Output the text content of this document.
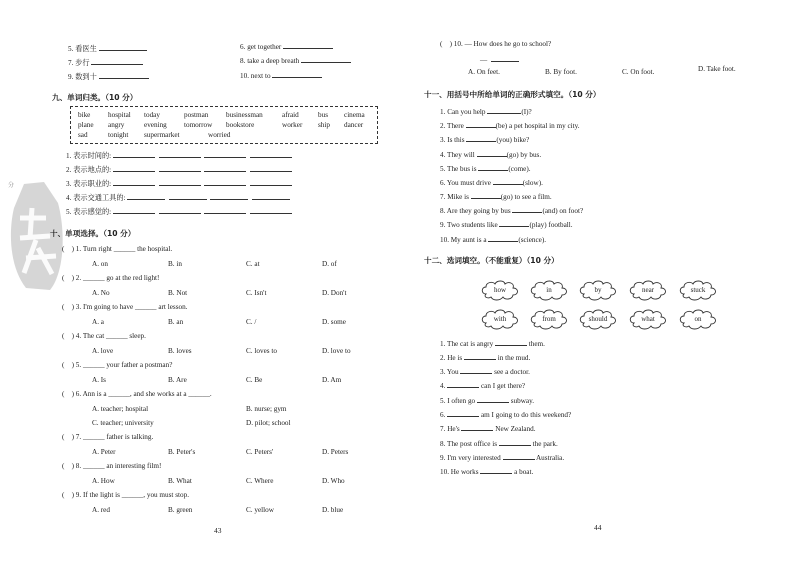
5. 看医生	6. get together
7. 步行	8. take a deep breath
9. 数到十	10. next to
九、单词归类。（10 分）
bike hospital today	postman businessman	afraid	bus cinema
plane angry	evening tomorrow bookstore	worker ship dancer
sad	tonight supermarket	worried
1. 表示时间的:
2. 表示地点的:
3. 表示职业的:
4. 表示交通工具的:
5. 表示感觉的:
分
十、单项选择。（10 分）
(    ) 1. Turn right ______ the hospital.
A. on	B. in	C. at	D. of
(    ) 2. ______ go at the red light!
A. No	B. Not	C. Isn't	D. Don't
(    ) 3. I'm going to have ______ art lesson.
A. a	B. an	C. /	D. some
(    ) 4. The cat ______ sleep.
A. love	B. loves	C. loves to	D. love to
(    ) 5. ______ your father a postman?
A. Is	B. Are	C. Be	D. Am
(    ) 6. Ann is a ______, and she works at a ______.
A. teacher; hospital	B. nurse; gym
C. teacher; university	D. pilot; school
(    ) 7. ______ father is talking.
A. Peter	B. Peter's	C. Peters'	D. Peters
(    ) 8. ______ an interesting film!
A. How	B. What	C. Where	D. Who
(    ) 9. If the light is ______, you must stop.
A. red	B. green	C. yellow	D. blue
43
(    ) 10. — How does he go to school?
—
A. On feet.	B. By foot.	C. On foot.	D. Take foot.
十一、用括号中所给单词的正确形式填空。（10 分）
1. Can you help	(I)?
2. There	(be) a pet hospital in my city.
3. Is this	(you) bike?
4. They will	(go) by bus.
5. The bus is	(come).
6. You must drive	(slow).
7. Mike is	(go) to see a film.
8. Are they going by bus	(and) on foot?
9. Two students like	(play) football.
10. My aunt is a	(science).
十二、选词填空。（不能重复）（10 分）
how	in	by	near	stuck
with	from	should	what	on
1. The cat is angry	them.
2. He is	in the mud.
3. You	see a doctor.
4.	can I get there?
5. I often go	subway.
6.	am I going to do this weekend?
7. He's	New Zealand.
8. The post office is	the park.
9. I'm very interested	Australia.
10. He works	a boat.
44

-=-=-

◆ **WHAT YOU SHOULD DO**:
Note every line above where the string "school" shows up, and copy those lines.

◆ **EXERCISE OUTPUT**:
C. teacher; university	D. pilot; school
(    ) 10. — How does he go to school?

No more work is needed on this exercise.